* GIVEN INSTRUCTION:
Repeat the material exactly, leaving nothing out.

[Saved entries]
========================
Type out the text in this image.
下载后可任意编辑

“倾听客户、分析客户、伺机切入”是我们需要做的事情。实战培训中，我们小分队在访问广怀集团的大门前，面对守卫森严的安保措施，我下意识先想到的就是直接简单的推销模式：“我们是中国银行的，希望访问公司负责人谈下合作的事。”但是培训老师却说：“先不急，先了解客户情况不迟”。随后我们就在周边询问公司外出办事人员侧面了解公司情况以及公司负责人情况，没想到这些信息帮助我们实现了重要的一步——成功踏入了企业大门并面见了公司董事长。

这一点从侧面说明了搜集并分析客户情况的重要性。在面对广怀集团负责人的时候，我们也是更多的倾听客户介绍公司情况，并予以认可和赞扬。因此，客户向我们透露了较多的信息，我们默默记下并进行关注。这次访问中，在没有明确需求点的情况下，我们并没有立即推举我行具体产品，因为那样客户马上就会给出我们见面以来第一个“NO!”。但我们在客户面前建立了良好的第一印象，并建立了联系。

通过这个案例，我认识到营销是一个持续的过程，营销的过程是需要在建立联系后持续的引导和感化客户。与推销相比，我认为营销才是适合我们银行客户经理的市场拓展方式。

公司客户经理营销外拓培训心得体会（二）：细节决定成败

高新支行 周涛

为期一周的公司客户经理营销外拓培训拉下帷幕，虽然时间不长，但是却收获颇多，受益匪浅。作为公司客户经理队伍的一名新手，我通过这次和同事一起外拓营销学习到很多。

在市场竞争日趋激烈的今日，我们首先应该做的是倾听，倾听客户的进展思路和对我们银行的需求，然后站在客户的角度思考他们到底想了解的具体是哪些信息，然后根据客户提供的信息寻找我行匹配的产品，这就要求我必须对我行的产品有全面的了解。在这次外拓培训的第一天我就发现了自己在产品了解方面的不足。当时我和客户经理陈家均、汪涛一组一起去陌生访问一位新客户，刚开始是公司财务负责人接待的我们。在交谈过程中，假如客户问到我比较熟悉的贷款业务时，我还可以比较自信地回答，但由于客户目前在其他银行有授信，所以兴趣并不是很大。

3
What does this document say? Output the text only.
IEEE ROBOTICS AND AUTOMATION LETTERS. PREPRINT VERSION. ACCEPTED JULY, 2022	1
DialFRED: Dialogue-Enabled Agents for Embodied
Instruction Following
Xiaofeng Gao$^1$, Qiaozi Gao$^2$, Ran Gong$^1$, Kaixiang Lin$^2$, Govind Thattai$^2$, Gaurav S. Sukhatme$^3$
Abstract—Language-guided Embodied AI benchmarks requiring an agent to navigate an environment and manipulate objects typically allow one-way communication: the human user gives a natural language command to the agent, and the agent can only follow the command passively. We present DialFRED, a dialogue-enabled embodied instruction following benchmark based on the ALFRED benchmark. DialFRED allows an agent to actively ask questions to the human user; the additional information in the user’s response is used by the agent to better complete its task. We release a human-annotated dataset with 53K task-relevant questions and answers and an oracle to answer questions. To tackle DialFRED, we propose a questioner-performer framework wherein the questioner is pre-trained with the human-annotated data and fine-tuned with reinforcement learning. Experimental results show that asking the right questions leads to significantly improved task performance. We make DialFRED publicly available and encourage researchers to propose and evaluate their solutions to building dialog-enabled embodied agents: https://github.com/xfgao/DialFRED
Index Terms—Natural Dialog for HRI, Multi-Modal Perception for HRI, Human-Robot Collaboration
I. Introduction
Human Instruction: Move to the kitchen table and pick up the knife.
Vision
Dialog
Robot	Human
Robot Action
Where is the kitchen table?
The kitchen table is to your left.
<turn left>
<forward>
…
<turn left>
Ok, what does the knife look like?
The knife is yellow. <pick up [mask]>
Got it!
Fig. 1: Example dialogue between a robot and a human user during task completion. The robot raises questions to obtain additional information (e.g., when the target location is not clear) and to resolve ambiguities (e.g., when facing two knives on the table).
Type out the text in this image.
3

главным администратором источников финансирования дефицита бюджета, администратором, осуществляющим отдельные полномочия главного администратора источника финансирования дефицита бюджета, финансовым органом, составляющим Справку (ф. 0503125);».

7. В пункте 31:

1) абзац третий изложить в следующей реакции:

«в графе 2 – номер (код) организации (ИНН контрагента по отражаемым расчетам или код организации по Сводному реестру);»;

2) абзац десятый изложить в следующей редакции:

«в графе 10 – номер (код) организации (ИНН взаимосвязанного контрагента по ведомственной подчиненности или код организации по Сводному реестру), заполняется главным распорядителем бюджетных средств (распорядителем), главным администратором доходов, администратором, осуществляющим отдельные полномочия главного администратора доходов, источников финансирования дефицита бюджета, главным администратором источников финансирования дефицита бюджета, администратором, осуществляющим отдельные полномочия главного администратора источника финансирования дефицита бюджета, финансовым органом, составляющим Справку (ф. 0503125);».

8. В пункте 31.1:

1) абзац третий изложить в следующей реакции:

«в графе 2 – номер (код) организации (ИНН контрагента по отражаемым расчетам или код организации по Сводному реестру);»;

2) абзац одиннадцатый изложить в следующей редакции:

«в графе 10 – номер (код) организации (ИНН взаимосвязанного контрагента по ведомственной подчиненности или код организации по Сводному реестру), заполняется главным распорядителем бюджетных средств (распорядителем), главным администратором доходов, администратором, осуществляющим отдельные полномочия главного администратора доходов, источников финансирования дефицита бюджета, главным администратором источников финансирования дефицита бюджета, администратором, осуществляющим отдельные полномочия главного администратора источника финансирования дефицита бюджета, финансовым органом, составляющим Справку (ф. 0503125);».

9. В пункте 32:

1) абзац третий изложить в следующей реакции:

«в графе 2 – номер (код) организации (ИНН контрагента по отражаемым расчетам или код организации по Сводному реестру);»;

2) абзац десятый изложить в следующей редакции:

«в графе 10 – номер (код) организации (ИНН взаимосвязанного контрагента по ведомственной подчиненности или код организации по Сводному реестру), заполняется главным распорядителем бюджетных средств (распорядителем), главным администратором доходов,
========================
* ANSWER IN FULL:
Type out the text in this image.
下载后可任意编辑

“倾听客户、分析客户、伺机切入”是我们需要做的事情。实战培训中，我们小分队在访问广怀集团的大门前，面对守卫森严的安保措施，我下意识先想到的就是直接简单的推销模式：“我们是中国银行的，希望访问公司负责人谈下合作的事。”但是培训老师却说：“先不急，先了解客户情况不迟”。随后我们就在周边询问公司外出办事人员侧面了解公司情况以及公司负责人情况，没想到这些信息帮助我们实现了重要的一步——成功踏入了企业大门并面见了公司董事长。

这一点从侧面说明了搜集并分析客户情况的重要性。在面对广怀集团负责人的时候，我们也是更多的倾听客户介绍公司情况，并予以认可和赞扬。因此，客户向我们透露了较多的信息，我们默默记下并进行关注。这次访问中，在没有明确需求点的情况下，我们并没有立即推举我行具体产品，因为那样客户马上就会给出我们见面以来第一个“NO!”。但我们在客户面前建立了良好的第一印象，并建立了联系。

通过这个案例，我认识到营销是一个持续的过程，营销的过程是需要在建立联系后持续的引导和感化客户。与推销相比，我认为营销才是适合我们银行客户经理的市场拓展方式。

公司客户经理营销外拓培训心得体会（二）：细节决定成败

高新支行 周涛

为期一周的公司客户经理营销外拓培训拉下帷幕，虽然时间不长，但是却收获颇多，受益匪浅。作为公司客户经理队伍的一名新手，我通过这次和同事一起外拓营销学习到很多。

在市场竞争日趋激烈的今日，我们首先应该做的是倾听，倾听客户的进展思路和对我们银行的需求，然后站在客户的角度思考他们到底想了解的具体是哪些信息，然后根据客户提供的信息寻找我行匹配的产品，这就要求我必须对我行的产品有全面的了解。在这次外拓培训的第一天我就发现了自己在产品了解方面的不足。当时我和客户经理陈家均、汪涛一组一起去陌生访问一位新客户，刚开始是公司财务负责人接待的我们。在交谈过程中，假如客户问到我比较熟悉的贷款业务时，我还可以比较自信地回答，但由于客户目前在其他银行有授信，所以兴趣并不是很大。

3
What does this document say? Output the text only.
IEEE ROBOTICS AND AUTOMATION LETTERS. PREPRINT VERSION. ACCEPTED JULY, 2022	1
DialFRED: Dialogue-Enabled Agents for Embodied
Instruction Following
Xiaofeng Gao$^1$, Qiaozi Gao$^2$, Ran Gong$^1$, Kaixiang Lin$^2$, Govind Thattai$^2$, Gaurav S. Sukhatme$^3$
Abstract—Language-guided Embodied AI benchmarks requiring an agent to navigate an environment and manipulate objects typically allow one-way communication: the human user gives a natural language command to the agent, and the agent can only follow the command passively. We present DialFRED, a dialogue-enabled embodied instruction following benchmark based on the ALFRED benchmark. DialFRED allows an agent to actively ask questions to the human user; the additional information in the user’s response is used by the agent to better complete its task. We release a human-annotated dataset with 53K task-relevant questions and answers and an oracle to answer questions. To tackle DialFRED, we propose a questioner-performer framework wherein the questioner is pre-trained with the human-annotated data and fine-tuned with reinforcement learning. Experimental results show that asking the right questions leads to significantly improved task performance. We make DialFRED publicly available and encourage researchers to propose and evaluate their solutions to building dialog-enabled embodied agents: https://github.com/xfgao/DialFRED
Index Terms—Natural Dialog for HRI, Multi-Modal Perception for HRI, Human-Robot Collaboration
I. Introduction
Human Instruction: Move to the kitchen table and pick up the knife.
Vision
Dialog
Robot	Human
Robot Action
Where is the kitchen table?
The kitchen table is to your left.
<turn left>
<forward>
…
<turn left>
Ok, what does the knife look like?
The knife is yellow. <pick up [mask]>
Got it!
Fig. 1: Example dialogue between a robot and a human user during task completion. The robot raises questions to obtain additional information (e.g., when the target location is not clear) and to resolve ambiguities (e.g., when facing two knives on the table).
Type out the text in this image.
3

главным администратором источников финансирования дефицита бюджета, администратором, осуществляющим отдельные полномочия главного администратора источника финансирования дефицита бюджета, финансовым органом, составляющим Справку (ф. 0503125);».

7. В пункте 31:

1) абзац третий изложить в следующей реакции:

«в графе 2 – номер (код) организации (ИНН контрагента по отражаемым расчетам или код организации по Сводному реестру);»;

2) абзац десятый изложить в следующей редакции:

«в графе 10 – номер (код) организации (ИНН взаимосвязанного контрагента по ведомственной подчиненности или код организации по Сводному реестру), заполняется главным распорядителем бюджетных средств (распорядителем), главным администратором доходов, администратором, осуществляющим отдельные полномочия главного администратора доходов, источников финансирования дефицита бюджета, главным администратором источников финансирования дефицита бюджета, администратором, осуществляющим отдельные полномочия главного администратора источника финансирования дефицита бюджета, финансовым органом, составляющим Справку (ф. 0503125);».

8. В пункте 31.1:

1) абзац третий изложить в следующей реакции:

«в графе 2 – номер (код) организации (ИНН контрагента по отражаемым расчетам или код организации по Сводному реестру);»;

2) абзац одиннадцатый изложить в следующей редакции:

«в графе 10 – номер (код) организации (ИНН взаимосвязанного контрагента по ведомственной подчиненности или код организации по Сводному реестру), заполняется главным распорядителем бюджетных средств (распорядителем), главным администратором доходов, администратором, осуществляющим отдельные полномочия главного администратора доходов, источников финансирования дефицита бюджета, главным администратором источников финансирования дефицита бюджета, администратором, осуществляющим отдельные полномочия главного администратора источника финансирования дефицита бюджета, финансовым органом, составляющим Справку (ф. 0503125);».

9. В пункте 32:

1) абзац третий изложить в следующей реакции:

«в графе 2 – номер (код) организации (ИНН контрагента по отражаемым расчетам или код организации по Сводному реестру);»;

2) абзац десятый изложить в следующей редакции:

«в графе 10 – номер (код) организации (ИНН взаимосвязанного контрагента по ведомственной подчиненности или код организации по Сводному реестру), заполняется главным распорядителем бюджетных средств (распорядителем), главным администратором доходов,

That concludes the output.